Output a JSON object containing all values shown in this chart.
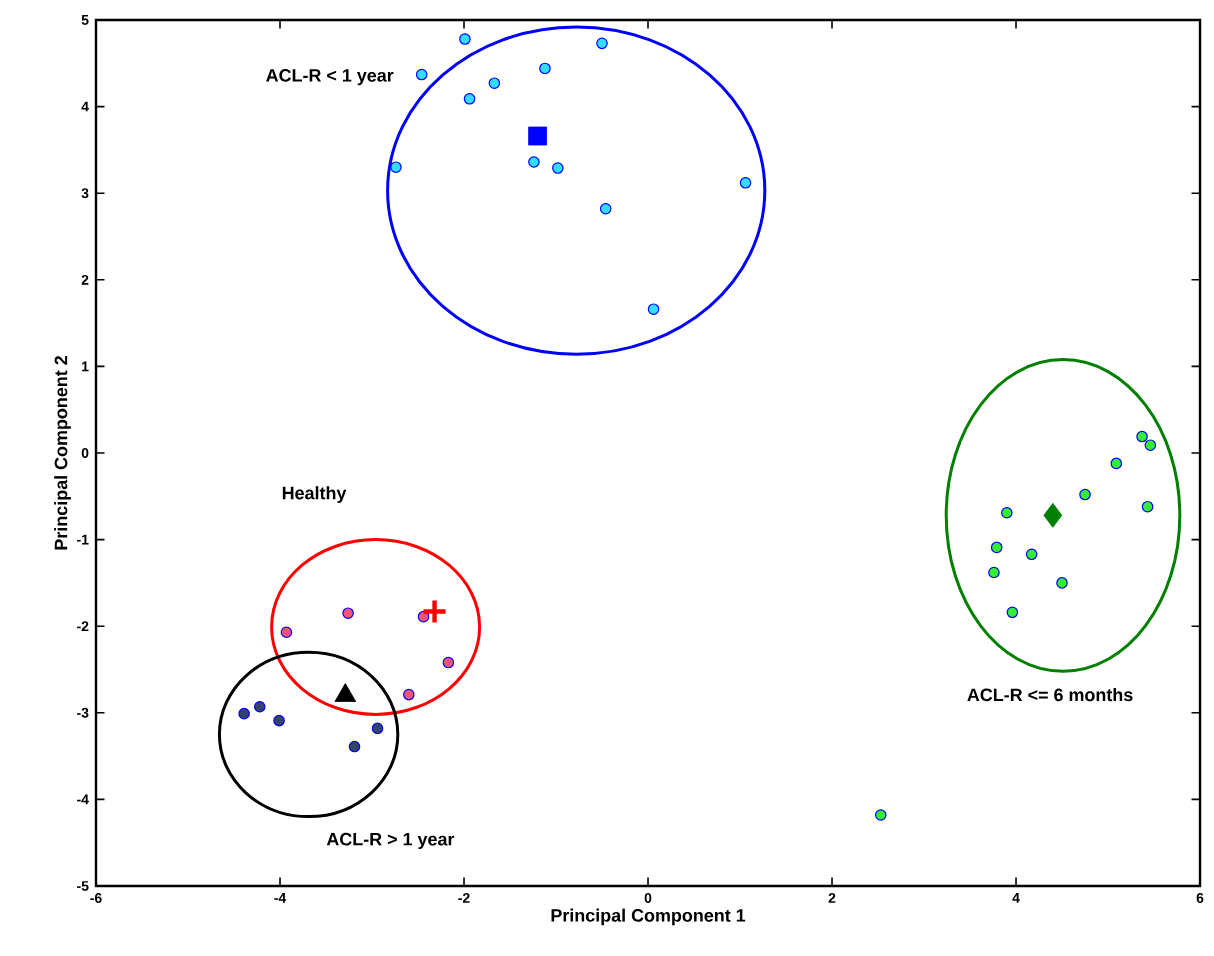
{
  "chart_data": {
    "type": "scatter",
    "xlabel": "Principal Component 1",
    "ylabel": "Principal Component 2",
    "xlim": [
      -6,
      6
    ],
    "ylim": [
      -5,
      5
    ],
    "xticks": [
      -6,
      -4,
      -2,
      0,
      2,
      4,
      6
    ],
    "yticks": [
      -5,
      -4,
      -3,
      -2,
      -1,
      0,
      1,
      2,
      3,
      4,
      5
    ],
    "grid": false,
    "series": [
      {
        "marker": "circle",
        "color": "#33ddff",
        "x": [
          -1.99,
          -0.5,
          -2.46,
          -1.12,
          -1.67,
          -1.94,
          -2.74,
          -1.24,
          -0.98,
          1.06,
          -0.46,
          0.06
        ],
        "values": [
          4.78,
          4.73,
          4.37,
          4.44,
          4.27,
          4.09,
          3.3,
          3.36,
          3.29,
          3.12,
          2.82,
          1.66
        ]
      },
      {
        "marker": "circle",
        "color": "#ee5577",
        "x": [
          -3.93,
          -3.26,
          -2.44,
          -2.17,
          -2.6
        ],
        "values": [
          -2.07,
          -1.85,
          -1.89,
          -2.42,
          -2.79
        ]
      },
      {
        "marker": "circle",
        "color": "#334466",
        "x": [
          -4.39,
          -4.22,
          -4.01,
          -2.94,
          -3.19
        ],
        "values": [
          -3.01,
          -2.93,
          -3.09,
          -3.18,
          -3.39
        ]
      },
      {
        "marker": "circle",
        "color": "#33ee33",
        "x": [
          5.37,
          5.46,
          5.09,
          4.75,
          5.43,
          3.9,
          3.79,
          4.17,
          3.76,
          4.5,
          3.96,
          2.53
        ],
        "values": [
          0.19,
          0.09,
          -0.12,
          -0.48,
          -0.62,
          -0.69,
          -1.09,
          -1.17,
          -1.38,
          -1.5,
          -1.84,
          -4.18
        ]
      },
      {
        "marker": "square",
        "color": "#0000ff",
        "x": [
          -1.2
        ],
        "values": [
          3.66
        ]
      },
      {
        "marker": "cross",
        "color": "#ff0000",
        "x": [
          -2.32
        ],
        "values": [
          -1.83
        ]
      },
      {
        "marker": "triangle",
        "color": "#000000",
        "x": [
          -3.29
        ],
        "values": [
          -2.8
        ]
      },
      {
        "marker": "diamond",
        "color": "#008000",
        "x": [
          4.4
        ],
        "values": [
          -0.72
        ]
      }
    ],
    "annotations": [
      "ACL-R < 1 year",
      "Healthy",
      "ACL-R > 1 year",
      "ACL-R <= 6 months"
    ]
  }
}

● ● ● ● ● ● ●

Brief -> Pull out every line containing "Principal".

Solution below ->
    "xlabel": "Principal Component 1",
    "ylabel": "Principal Component 2",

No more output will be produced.